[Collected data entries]
----

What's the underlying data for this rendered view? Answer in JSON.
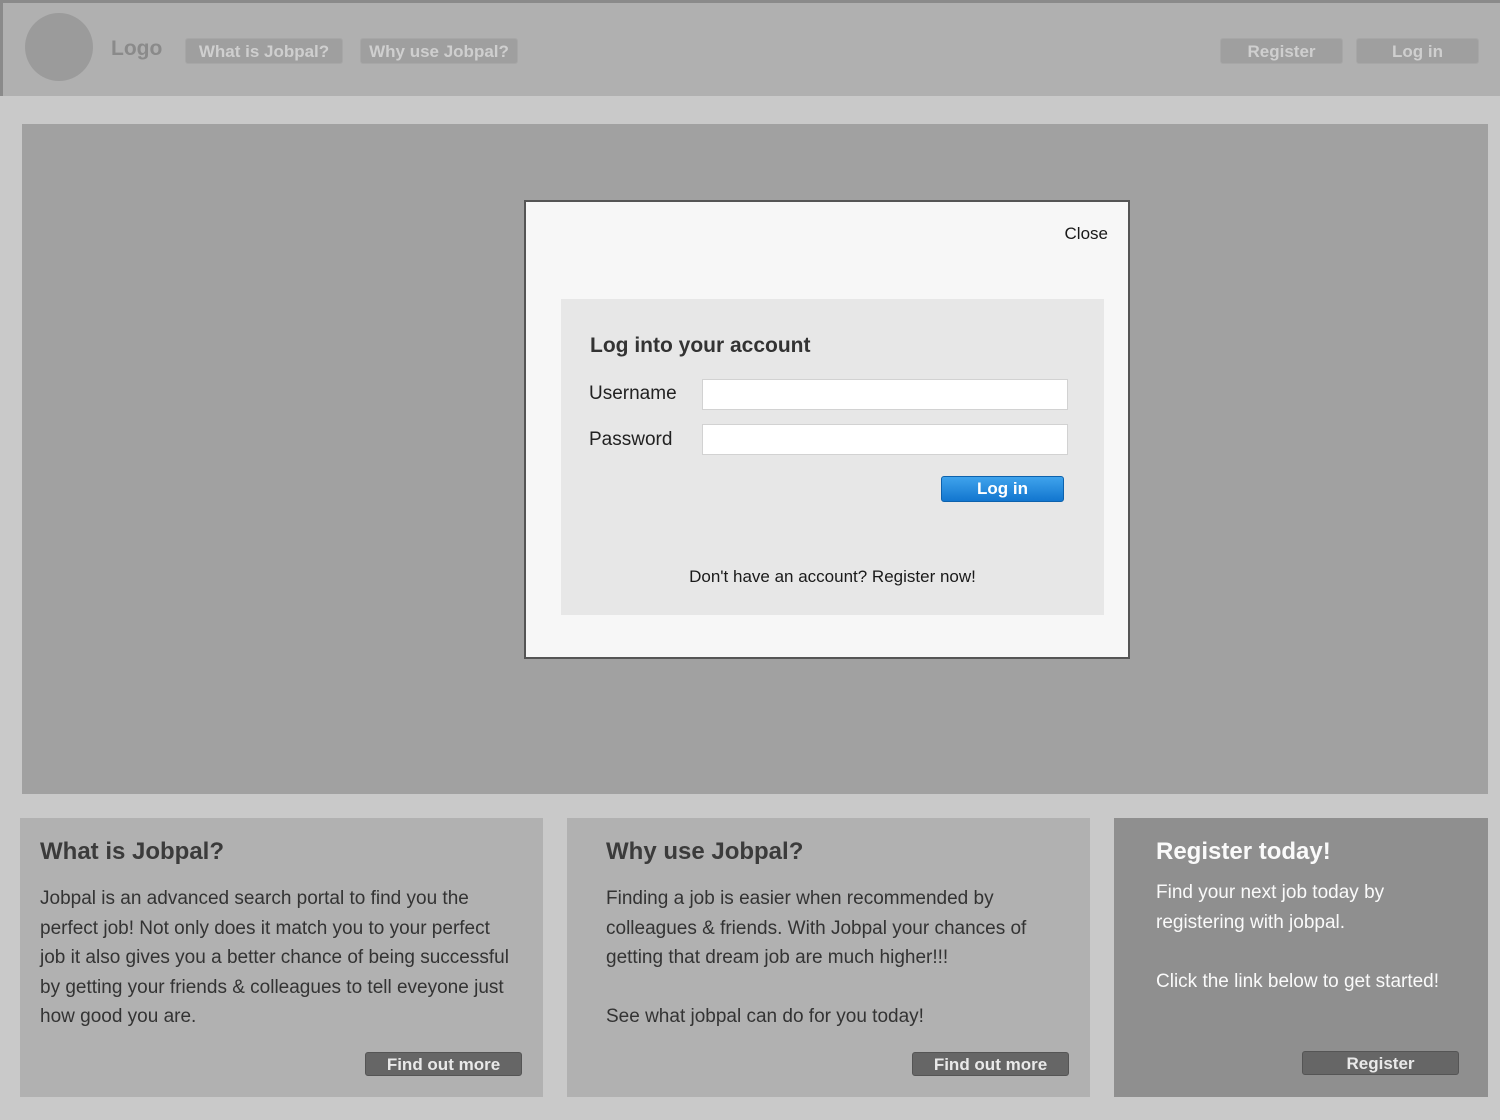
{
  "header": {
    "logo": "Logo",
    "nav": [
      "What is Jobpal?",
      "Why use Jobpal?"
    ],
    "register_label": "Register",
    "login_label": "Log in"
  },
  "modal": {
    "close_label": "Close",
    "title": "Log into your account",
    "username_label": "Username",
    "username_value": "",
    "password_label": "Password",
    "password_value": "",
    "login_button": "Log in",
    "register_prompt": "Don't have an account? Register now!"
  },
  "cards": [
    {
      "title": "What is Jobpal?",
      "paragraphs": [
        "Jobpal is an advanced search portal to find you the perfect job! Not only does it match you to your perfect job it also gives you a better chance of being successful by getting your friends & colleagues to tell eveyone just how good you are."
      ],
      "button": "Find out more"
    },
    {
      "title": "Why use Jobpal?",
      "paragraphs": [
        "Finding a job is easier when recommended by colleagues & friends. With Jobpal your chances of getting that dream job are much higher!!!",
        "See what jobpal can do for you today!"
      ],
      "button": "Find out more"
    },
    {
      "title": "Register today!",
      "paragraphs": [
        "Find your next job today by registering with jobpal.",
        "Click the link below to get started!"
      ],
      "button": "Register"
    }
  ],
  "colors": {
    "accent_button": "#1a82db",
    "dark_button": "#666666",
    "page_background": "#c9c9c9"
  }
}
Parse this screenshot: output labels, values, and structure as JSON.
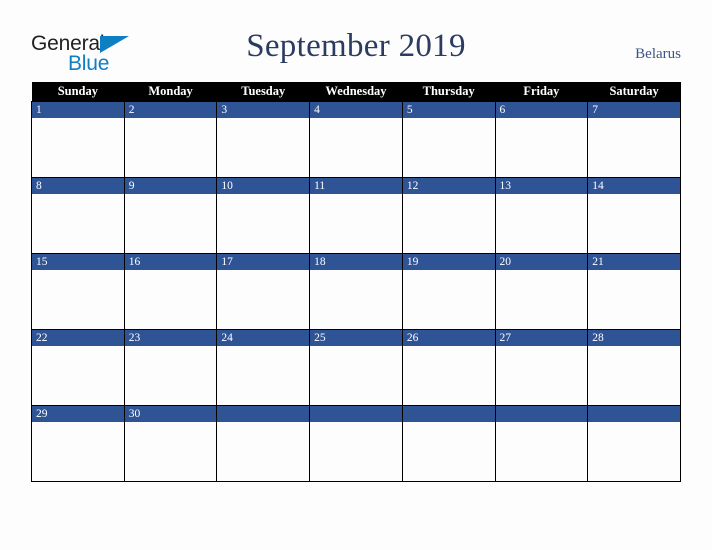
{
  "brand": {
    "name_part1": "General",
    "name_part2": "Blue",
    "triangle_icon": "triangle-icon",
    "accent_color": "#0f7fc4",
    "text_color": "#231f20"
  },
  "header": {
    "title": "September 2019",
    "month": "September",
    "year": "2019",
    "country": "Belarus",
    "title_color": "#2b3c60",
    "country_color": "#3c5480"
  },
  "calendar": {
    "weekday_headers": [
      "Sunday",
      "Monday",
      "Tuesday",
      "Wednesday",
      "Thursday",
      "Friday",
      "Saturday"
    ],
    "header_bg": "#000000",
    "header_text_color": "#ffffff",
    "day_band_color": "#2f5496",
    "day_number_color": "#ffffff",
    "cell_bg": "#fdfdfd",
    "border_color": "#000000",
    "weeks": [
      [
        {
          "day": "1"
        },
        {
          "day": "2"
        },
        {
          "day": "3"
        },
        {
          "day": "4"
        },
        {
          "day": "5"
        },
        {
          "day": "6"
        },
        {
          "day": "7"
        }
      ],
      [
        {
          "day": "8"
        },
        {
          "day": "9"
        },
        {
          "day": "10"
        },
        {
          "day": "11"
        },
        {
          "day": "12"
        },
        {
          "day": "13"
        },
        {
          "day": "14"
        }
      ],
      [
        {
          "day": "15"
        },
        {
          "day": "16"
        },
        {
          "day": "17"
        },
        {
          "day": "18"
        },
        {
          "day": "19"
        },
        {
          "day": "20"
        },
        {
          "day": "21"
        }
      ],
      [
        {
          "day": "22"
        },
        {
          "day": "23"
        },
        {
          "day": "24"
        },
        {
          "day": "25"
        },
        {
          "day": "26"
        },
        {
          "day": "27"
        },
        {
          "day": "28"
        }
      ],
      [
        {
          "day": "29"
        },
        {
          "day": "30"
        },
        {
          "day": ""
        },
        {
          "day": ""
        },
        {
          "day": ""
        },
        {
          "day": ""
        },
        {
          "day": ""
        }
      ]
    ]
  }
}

----

In the lines above, find each one with "getting" and list it.

▶ **Written solution**
        "Jobpal is an advanced search portal to find you the perfect job! Not only does it match you to your perfect job it also gives you a better chance of being successful by getting your friends & colleagues to tell eveyone just how good you are."
        "Finding a job is easier when recommended by colleagues & friends. With Jobpal your chances of getting that dream job are much higher!!!",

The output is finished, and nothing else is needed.